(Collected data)
━━━━━━━━━━━━━━━━━━━━━━━━━━━━━━
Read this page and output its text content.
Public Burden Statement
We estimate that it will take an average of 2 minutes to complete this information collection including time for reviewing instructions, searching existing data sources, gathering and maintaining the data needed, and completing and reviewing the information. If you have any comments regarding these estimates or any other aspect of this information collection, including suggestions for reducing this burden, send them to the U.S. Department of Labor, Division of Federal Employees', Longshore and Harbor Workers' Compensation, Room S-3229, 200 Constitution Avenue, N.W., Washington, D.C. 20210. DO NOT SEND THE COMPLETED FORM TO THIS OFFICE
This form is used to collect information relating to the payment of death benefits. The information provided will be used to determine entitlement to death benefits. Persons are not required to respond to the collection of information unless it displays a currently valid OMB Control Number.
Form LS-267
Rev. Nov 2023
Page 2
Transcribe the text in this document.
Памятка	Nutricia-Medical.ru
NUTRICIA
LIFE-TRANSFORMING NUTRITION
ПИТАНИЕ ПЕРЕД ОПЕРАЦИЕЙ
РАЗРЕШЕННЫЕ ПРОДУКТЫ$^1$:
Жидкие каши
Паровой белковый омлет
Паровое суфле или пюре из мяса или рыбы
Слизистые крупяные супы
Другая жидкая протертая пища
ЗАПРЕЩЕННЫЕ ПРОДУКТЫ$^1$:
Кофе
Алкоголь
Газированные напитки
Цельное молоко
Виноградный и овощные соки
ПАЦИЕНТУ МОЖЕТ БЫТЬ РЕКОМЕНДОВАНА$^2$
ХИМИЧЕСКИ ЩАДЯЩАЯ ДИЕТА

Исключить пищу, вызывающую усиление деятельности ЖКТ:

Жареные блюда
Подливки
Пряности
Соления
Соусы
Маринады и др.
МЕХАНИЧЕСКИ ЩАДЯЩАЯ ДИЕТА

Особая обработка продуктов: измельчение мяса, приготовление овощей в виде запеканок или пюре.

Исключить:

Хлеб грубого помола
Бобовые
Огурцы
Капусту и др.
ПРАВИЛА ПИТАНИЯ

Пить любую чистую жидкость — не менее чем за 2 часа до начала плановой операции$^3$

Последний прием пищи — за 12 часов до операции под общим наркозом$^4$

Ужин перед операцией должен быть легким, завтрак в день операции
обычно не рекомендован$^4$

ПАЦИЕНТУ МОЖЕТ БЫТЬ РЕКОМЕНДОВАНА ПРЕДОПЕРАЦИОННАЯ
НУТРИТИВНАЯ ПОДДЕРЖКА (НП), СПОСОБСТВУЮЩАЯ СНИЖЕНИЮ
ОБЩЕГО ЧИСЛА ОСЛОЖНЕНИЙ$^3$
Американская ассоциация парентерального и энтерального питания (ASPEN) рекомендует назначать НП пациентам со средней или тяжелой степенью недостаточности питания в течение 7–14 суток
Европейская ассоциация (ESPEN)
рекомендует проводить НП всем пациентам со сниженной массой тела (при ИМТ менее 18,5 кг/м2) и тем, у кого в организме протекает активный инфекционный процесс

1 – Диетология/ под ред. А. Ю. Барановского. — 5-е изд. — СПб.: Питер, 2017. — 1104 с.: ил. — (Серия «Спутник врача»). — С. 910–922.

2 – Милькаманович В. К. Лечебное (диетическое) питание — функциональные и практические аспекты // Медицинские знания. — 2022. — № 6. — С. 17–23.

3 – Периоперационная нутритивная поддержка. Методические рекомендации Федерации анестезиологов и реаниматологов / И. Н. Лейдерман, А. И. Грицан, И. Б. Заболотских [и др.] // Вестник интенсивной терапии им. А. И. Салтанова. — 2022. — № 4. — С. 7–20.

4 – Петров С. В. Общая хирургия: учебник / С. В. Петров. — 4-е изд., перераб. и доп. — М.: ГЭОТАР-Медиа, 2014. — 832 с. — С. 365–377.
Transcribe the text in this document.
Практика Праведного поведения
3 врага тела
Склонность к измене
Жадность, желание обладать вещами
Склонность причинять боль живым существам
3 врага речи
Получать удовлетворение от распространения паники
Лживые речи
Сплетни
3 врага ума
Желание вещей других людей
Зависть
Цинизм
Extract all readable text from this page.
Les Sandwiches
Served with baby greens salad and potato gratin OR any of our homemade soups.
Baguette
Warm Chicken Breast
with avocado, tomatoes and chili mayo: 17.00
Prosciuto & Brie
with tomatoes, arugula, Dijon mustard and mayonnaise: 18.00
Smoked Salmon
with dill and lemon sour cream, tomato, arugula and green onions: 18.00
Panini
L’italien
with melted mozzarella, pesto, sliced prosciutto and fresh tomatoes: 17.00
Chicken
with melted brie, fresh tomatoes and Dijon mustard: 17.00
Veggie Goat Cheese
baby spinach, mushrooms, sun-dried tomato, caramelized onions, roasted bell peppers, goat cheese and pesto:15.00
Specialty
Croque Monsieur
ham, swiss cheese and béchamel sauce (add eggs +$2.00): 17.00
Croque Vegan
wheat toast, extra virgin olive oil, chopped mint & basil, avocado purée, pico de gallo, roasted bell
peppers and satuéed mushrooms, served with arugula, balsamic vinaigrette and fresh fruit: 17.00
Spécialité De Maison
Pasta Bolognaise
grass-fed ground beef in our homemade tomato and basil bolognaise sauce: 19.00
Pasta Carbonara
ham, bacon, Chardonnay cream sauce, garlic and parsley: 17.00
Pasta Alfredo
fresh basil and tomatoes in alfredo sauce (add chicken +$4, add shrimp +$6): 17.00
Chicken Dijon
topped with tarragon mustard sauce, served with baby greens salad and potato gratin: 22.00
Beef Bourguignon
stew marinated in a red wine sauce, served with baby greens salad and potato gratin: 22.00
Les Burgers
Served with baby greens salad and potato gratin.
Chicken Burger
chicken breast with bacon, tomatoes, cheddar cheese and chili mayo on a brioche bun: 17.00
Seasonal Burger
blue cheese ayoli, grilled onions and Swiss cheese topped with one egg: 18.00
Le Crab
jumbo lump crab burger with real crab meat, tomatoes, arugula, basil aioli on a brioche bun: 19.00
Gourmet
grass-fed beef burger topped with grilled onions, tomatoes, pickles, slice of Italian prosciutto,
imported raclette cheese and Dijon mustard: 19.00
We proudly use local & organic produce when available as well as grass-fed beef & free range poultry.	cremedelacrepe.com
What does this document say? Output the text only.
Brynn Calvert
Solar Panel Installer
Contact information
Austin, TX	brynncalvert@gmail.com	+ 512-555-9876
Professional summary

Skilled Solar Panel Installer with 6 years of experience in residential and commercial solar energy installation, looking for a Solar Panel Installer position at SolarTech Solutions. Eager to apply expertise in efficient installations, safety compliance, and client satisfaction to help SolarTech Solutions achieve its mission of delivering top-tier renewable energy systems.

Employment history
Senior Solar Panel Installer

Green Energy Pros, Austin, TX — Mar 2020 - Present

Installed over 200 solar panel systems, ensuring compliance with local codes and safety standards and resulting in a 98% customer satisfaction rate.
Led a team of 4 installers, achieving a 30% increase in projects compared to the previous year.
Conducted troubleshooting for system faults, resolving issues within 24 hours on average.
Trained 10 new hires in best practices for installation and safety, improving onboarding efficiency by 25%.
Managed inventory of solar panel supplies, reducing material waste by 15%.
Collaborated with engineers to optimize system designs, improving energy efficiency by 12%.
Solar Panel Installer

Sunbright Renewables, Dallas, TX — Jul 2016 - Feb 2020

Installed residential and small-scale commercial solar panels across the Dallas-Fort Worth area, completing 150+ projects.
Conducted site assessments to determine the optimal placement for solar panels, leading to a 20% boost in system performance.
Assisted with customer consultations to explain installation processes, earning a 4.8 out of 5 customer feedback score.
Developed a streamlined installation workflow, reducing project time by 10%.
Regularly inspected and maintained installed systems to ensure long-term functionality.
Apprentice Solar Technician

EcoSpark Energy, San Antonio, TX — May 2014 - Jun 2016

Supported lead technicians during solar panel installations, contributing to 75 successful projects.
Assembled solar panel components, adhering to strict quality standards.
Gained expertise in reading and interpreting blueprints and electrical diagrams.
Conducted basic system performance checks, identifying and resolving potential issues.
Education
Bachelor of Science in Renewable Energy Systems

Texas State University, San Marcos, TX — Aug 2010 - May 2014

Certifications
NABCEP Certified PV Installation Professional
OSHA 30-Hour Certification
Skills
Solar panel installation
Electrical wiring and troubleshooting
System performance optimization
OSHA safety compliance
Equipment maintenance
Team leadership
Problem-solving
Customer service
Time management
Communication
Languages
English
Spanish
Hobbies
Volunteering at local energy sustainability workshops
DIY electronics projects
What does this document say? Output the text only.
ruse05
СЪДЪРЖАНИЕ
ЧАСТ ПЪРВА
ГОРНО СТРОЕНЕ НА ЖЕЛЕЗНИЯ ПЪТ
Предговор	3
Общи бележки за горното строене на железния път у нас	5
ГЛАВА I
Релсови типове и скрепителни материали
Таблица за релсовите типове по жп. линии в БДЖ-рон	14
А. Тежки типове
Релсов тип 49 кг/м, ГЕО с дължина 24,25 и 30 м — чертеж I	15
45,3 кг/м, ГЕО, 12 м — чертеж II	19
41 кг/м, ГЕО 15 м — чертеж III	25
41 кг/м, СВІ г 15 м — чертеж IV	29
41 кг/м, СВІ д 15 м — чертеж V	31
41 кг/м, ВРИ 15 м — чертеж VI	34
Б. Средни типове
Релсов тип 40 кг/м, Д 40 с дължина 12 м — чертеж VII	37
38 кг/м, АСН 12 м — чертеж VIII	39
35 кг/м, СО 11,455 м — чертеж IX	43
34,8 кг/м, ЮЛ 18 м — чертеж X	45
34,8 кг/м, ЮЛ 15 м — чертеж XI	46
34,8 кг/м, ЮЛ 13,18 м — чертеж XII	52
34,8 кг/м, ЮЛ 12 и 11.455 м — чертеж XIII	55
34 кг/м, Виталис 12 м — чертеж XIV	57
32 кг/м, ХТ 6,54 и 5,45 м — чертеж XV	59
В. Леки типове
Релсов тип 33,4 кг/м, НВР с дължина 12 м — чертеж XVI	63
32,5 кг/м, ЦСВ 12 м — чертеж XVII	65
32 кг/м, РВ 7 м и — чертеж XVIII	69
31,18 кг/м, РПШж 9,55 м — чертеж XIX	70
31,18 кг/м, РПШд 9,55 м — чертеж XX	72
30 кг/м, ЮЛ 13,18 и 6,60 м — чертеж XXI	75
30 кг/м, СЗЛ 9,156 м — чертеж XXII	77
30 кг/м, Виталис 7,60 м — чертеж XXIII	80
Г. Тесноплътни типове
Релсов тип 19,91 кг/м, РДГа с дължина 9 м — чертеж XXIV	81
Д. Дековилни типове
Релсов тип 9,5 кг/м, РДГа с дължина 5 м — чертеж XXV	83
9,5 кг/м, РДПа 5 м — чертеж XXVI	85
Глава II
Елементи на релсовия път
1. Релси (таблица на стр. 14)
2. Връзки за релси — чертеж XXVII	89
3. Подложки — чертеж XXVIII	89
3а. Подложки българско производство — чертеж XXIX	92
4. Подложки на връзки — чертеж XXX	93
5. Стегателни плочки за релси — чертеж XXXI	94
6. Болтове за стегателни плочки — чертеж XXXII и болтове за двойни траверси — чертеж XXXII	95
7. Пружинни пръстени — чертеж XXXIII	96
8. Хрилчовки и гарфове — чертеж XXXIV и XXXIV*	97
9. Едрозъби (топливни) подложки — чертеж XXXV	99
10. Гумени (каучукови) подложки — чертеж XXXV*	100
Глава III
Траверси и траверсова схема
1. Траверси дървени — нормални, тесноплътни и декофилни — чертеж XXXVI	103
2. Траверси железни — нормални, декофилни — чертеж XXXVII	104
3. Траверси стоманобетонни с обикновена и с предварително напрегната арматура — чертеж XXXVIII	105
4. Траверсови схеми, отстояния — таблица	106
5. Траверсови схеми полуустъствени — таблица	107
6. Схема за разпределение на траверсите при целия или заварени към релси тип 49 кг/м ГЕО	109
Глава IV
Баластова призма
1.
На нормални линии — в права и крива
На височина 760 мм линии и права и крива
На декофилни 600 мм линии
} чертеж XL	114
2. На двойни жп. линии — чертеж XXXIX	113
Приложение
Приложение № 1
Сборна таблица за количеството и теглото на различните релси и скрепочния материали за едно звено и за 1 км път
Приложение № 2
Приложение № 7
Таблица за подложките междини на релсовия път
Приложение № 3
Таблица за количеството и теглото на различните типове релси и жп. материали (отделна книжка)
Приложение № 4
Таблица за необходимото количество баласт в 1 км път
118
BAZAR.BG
━━━━━━━━━━━━━━━━━━━━━━━━━━━━━━
Report each line in the preceding entries that holds the string "mushrooms".

- **EXERCISE RESPONSE**
baby spinach, mushrooms, sun-dried tomato, caramelized onions, roasted bell peppers, goat cheese and pesto:15.00
peppers and satuéed mushrooms, served with arugula, balsamic vinaigrette and fresh fruit: 17.00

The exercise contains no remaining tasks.